* WHAT YOU ARE ASKED TO DO
Pick out every line in the data below that holds "JSON".

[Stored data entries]
::::
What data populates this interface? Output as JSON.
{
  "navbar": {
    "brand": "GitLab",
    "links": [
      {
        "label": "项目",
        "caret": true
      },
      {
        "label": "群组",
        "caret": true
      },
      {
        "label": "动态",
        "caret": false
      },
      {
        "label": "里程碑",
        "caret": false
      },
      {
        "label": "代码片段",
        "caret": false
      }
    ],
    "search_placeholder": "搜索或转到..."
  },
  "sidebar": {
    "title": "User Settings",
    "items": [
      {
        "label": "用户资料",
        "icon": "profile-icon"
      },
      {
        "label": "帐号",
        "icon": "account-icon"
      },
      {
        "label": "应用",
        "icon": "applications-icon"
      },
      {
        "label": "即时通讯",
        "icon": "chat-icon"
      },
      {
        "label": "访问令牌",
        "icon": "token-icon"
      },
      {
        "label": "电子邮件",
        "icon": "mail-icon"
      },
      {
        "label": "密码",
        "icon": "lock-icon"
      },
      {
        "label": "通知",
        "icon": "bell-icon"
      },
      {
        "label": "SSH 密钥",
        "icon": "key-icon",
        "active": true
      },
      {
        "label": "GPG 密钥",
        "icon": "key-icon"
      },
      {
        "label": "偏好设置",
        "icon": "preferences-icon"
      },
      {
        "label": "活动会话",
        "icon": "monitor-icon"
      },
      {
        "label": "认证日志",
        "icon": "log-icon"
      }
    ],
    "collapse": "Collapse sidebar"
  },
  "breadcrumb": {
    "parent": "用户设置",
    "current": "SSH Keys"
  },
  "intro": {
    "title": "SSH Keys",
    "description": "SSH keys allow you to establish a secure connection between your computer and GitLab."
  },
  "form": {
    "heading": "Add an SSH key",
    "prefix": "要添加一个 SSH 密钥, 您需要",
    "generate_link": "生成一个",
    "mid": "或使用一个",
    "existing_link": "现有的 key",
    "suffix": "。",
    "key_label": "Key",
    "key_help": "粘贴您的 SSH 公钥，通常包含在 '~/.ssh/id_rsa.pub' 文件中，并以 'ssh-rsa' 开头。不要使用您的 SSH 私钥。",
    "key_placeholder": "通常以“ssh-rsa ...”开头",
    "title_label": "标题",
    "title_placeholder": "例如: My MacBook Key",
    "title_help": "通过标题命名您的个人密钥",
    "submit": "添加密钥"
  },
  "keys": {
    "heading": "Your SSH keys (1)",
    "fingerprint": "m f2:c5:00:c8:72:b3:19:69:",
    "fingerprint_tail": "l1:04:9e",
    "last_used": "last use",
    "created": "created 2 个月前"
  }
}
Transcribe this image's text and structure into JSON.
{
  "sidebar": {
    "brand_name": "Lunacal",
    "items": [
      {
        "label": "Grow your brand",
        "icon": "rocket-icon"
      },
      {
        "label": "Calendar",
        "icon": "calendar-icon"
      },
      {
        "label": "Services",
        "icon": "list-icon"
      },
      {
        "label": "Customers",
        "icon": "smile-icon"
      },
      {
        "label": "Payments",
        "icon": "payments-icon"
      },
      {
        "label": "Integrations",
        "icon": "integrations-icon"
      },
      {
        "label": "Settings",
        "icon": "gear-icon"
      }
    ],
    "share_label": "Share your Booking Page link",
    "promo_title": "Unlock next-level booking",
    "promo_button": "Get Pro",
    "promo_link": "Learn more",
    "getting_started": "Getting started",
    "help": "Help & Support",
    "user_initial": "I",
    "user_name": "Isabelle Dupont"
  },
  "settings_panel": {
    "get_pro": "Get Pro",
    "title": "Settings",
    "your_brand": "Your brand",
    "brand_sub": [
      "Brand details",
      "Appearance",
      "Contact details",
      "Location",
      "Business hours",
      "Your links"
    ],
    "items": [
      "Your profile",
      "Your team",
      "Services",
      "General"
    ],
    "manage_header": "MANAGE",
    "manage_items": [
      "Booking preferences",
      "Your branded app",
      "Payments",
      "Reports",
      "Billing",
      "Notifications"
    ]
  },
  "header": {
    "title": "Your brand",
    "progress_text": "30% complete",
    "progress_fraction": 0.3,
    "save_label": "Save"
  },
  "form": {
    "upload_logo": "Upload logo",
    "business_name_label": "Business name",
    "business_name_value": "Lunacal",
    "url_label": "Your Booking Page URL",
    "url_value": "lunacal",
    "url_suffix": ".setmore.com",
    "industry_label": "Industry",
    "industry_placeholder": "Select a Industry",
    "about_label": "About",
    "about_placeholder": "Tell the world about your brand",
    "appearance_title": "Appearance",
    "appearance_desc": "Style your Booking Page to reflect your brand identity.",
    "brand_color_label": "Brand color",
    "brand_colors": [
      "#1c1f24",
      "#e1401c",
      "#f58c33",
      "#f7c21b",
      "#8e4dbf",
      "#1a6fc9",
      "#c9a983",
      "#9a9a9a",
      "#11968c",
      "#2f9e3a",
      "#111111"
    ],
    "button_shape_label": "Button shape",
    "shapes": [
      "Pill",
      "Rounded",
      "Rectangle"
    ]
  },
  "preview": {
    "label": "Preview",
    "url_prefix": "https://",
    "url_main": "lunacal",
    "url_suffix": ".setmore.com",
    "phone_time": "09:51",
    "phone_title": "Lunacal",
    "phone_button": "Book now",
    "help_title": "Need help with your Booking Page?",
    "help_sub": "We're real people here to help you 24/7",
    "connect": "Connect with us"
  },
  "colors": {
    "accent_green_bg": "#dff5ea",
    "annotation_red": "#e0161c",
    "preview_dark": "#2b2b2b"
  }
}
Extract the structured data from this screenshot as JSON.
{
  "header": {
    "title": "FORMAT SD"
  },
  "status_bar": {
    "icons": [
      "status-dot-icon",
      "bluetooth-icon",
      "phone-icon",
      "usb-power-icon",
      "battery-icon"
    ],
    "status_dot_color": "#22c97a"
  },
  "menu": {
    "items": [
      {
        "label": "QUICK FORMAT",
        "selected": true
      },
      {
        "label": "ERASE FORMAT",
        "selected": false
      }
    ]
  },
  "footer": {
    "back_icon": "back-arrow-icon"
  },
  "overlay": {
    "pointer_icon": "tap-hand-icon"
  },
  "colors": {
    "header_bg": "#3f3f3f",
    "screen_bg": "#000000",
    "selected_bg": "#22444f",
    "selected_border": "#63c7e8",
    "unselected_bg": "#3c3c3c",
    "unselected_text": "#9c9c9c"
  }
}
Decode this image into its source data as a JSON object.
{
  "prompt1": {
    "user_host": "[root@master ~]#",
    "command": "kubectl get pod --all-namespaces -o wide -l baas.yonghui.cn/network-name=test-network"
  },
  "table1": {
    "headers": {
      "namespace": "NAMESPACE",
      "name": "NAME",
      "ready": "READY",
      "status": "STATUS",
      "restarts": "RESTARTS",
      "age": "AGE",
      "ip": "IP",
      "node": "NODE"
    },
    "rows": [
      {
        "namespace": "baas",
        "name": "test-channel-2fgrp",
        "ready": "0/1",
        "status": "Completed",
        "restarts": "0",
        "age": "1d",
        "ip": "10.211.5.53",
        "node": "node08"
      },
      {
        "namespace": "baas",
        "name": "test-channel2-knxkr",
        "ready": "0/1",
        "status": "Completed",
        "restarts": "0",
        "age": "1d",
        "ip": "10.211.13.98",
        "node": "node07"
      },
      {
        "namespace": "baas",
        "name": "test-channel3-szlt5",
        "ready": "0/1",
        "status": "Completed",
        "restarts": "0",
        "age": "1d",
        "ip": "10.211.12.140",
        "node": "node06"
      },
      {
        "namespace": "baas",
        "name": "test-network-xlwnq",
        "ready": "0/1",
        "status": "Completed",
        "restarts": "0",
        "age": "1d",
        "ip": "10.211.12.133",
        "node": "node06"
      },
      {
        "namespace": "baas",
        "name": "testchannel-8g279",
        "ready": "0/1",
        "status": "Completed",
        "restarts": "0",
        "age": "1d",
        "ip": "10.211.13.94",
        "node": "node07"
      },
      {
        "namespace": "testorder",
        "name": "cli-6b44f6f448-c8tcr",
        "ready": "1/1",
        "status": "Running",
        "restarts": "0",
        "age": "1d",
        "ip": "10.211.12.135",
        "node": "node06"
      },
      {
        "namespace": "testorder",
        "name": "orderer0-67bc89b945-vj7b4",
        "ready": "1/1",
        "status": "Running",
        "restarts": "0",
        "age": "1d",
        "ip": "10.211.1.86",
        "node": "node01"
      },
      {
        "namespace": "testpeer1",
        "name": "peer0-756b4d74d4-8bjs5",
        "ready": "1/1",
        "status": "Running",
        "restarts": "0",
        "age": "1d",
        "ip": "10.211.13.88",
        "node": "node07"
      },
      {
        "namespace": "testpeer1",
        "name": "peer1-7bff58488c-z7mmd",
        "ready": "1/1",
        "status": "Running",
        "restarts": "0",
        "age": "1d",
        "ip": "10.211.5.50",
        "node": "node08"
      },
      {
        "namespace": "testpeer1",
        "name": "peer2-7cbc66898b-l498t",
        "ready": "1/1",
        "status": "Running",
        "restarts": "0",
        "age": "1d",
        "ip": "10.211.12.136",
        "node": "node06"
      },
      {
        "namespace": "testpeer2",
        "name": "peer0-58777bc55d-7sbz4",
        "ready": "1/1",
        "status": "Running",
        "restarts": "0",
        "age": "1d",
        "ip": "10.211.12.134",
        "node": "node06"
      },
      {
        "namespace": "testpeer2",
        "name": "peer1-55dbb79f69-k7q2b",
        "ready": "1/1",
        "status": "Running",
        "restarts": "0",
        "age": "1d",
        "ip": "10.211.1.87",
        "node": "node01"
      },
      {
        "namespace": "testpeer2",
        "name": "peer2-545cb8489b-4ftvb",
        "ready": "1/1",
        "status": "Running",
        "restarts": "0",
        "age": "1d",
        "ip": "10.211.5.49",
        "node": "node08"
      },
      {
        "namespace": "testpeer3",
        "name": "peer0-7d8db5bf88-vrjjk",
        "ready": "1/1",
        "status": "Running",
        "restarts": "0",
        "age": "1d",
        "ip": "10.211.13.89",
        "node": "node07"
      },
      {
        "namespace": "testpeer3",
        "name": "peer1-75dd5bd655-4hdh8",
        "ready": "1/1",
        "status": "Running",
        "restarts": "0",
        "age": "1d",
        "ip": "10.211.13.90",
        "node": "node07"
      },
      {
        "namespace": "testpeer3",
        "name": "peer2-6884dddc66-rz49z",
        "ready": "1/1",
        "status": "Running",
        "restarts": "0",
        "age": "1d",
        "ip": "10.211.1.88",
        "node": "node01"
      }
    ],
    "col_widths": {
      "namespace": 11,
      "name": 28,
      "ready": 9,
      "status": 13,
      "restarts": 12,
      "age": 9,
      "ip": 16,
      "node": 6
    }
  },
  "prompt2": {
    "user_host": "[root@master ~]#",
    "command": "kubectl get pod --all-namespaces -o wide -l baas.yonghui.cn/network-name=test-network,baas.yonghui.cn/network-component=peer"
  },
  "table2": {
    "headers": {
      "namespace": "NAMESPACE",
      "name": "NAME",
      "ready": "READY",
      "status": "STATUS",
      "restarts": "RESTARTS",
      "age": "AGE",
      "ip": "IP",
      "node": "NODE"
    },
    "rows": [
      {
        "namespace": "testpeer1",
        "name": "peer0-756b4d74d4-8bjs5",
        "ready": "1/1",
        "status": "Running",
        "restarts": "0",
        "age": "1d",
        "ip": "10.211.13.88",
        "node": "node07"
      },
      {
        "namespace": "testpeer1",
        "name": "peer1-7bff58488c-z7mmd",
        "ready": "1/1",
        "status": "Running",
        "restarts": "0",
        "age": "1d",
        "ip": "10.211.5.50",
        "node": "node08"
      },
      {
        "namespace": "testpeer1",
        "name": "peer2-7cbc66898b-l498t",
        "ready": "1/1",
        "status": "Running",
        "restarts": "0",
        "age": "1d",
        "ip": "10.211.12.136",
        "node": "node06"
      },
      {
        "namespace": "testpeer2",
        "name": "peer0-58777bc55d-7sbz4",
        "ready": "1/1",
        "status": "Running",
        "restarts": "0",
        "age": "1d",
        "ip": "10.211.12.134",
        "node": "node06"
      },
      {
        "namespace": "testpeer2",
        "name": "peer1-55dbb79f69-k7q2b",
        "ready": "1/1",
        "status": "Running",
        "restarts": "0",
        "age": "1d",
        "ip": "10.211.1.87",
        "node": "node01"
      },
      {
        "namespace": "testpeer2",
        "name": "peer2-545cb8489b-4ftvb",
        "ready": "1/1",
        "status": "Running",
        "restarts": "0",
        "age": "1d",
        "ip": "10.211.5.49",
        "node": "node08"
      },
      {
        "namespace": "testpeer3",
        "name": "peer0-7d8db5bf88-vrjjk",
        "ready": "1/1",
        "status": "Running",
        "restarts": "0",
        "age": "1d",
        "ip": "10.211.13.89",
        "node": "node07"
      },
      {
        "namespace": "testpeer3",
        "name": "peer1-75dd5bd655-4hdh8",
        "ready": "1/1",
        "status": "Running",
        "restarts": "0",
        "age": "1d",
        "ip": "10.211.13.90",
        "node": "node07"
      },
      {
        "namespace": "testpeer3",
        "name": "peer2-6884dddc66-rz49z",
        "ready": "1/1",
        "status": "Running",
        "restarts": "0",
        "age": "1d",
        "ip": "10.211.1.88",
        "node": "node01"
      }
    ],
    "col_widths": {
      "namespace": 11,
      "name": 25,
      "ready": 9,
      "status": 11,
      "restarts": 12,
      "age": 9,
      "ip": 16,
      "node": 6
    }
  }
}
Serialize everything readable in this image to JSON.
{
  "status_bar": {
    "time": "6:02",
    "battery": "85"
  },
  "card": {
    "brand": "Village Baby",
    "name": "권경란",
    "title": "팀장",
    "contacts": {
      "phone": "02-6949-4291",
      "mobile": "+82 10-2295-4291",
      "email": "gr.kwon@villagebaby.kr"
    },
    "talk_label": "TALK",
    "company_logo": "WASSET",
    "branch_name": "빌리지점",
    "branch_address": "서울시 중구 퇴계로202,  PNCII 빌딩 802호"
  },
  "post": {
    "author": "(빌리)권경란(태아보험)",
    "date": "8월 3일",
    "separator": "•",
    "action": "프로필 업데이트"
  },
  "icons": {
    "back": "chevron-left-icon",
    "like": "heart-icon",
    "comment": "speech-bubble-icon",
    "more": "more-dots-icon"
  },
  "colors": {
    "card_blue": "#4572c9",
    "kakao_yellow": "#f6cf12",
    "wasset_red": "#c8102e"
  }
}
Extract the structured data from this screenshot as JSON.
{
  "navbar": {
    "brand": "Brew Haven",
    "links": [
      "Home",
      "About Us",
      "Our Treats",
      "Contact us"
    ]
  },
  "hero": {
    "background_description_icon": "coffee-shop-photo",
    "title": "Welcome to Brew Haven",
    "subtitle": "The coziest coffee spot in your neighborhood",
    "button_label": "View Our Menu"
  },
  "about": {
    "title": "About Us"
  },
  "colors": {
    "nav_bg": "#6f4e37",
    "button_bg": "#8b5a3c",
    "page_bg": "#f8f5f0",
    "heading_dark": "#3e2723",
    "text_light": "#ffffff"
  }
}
::::
* SOLUTION BELOW
What data populates this interface? Output as JSON.
Transcribe this image's text and structure into JSON.
Extract the structured data from this screenshot as JSON.
Decode this image into its source data as a JSON object.
Serialize everything readable in this image to JSON.
Extract the structured data from this screenshot as JSON.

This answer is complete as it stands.